* _Problem to work on_
Reproduce all records exactly.

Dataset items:
- - -

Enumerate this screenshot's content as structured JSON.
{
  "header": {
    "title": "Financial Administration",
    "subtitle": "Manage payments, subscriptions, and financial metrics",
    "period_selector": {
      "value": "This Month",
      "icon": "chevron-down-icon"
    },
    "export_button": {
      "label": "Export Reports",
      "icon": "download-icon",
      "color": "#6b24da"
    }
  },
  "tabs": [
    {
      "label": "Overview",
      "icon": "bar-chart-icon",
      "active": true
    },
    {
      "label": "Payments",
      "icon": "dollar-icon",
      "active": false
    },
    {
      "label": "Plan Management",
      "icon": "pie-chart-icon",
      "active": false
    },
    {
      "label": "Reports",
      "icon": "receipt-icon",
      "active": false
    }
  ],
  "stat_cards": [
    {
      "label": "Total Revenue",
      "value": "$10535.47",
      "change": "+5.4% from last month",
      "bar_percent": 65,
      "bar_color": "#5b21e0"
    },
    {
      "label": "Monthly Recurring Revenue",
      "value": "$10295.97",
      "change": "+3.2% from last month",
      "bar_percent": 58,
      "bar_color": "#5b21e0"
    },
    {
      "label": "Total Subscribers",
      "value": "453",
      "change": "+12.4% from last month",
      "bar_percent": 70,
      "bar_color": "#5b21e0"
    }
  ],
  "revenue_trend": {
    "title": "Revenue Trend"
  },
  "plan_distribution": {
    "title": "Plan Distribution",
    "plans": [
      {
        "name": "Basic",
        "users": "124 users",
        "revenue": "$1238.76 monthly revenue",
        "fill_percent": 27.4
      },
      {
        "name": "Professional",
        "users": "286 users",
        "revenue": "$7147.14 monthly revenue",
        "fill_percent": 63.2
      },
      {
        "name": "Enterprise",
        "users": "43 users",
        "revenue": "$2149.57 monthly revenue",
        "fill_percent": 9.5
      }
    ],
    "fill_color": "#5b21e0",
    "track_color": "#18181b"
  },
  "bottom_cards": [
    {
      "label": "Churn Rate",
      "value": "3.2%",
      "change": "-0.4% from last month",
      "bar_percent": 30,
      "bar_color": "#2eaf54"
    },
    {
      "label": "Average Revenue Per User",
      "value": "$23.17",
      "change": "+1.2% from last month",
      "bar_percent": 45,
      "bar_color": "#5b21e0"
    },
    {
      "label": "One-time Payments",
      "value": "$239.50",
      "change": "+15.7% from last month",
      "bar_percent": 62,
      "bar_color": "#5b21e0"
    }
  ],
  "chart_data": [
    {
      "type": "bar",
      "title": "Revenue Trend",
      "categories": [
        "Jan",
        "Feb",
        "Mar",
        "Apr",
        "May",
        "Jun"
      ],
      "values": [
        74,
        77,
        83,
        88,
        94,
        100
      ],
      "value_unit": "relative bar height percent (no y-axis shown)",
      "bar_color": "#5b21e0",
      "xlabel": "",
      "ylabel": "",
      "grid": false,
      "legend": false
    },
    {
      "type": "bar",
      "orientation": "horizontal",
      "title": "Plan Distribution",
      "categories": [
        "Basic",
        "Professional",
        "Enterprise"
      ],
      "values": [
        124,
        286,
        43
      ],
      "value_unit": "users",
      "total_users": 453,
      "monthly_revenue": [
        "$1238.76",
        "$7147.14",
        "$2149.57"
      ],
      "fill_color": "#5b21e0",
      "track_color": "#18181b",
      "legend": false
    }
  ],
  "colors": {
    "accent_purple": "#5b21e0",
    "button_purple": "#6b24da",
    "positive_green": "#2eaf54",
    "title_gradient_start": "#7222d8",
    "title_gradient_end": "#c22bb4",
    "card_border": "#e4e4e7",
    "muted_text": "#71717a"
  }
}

- - -

* _Reply_
Enumerate this screenshot's content as structured JSON.
{
  "header": {
    "title": "Financial Administration",
    "subtitle": "Manage payments, subscriptions, and financial metrics",
    "period_selector": {
      "value": "This Month",
      "icon": "chevron-down-icon"
    },
    "export_button": {
      "label": "Export Reports",
      "icon": "download-icon",
      "color": "#6b24da"
    }
  },
  "tabs": [
    {
      "label": "Overview",
      "icon": "bar-chart-icon",
      "active": true
    },
    {
      "label": "Payments",
      "icon": "dollar-icon",
      "active": false
    },
    {
      "label": "Plan Management",
      "icon": "pie-chart-icon",
      "active": false
    },
    {
      "label": "Reports",
      "icon": "receipt-icon",
      "active": false
    }
  ],
  "stat_cards": [
    {
      "label": "Total Revenue",
      "value": "$10535.47",
      "change": "+5.4% from last month",
      "bar_percent": 65,
      "bar_color": "#5b21e0"
    },
    {
      "label": "Monthly Recurring Revenue",
      "value": "$10295.97",
      "change": "+3.2% from last month",
      "bar_percent": 58,
      "bar_color": "#5b21e0"
    },
    {
      "label": "Total Subscribers",
      "value": "453",
      "change": "+12.4% from last month",
      "bar_percent": 70,
      "bar_color": "#5b21e0"
    }
  ],
  "revenue_trend": {
    "title": "Revenue Trend"
  },
  "plan_distribution": {
    "title": "Plan Distribution",
    "plans": [
      {
        "name": "Basic",
        "users": "124 users",
        "revenue": "$1238.76 monthly revenue",
        "fill_percent": 27.4
      },
      {
        "name": "Professional",
        "users": "286 users",
        "revenue": "$7147.14 monthly revenue",
        "fill_percent": 63.2
      },
      {
        "name": "Enterprise",
        "users": "43 users",
        "revenue": "$2149.57 monthly revenue",
        "fill_percent": 9.5
      }
    ],
    "fill_color": "#5b21e0",
    "track_color": "#18181b"
  },
  "bottom_cards": [
    {
      "label": "Churn Rate",
      "value": "3.2%",
      "change": "-0.4% from last month",
      "bar_percent": 30,
      "bar_color": "#2eaf54"
    },
    {
      "label": "Average Revenue Per User",
      "value": "$23.17",
      "change": "+1.2% from last month",
      "bar_percent": 45,
      "bar_color": "#5b21e0"
    },
    {
      "label": "One-time Payments",
      "value": "$239.50",
      "change": "+15.7% from last month",
      "bar_percent": 62,
      "bar_color": "#5b21e0"
    }
  ],
  "chart_data": [
    {
      "type": "bar",
      "title": "Revenue Trend",
      "categories": [
        "Jan",
        "Feb",
        "Mar",
        "Apr",
        "May",
        "Jun"
      ],
      "values": [
        74,
        77,
        83,
        88,
        94,
        100
      ],
      "value_unit": "relative bar height percent (no y-axis shown)",
      "bar_color": "#5b21e0",
      "xlabel": "",
      "ylabel": "",
      "grid": false,
      "legend": false
    },
    {
      "type": "bar",
      "orientation": "horizontal",
      "title": "Plan Distribution",
      "categories": [
        "Basic",
        "Professional",
        "Enterprise"
      ],
      "values": [
        124,
        286,
        43
      ],
      "value_unit": "users",
      "total_users": 453,
      "monthly_revenue": [
        "$1238.76",
        "$7147.14",
        "$2149.57"
      ],
      "fill_color": "#5b21e0",
      "track_color": "#18181b",
      "legend": false
    }
  ],
  "colors": {
    "accent_purple": "#5b21e0",
    "button_purple": "#6b24da",
    "positive_green": "#2eaf54",
    "title_gradient_start": "#7222d8",
    "title_gradient_end": "#c22bb4",
    "card_border": "#e4e4e7",
    "muted_text": "#71717a"
  }
}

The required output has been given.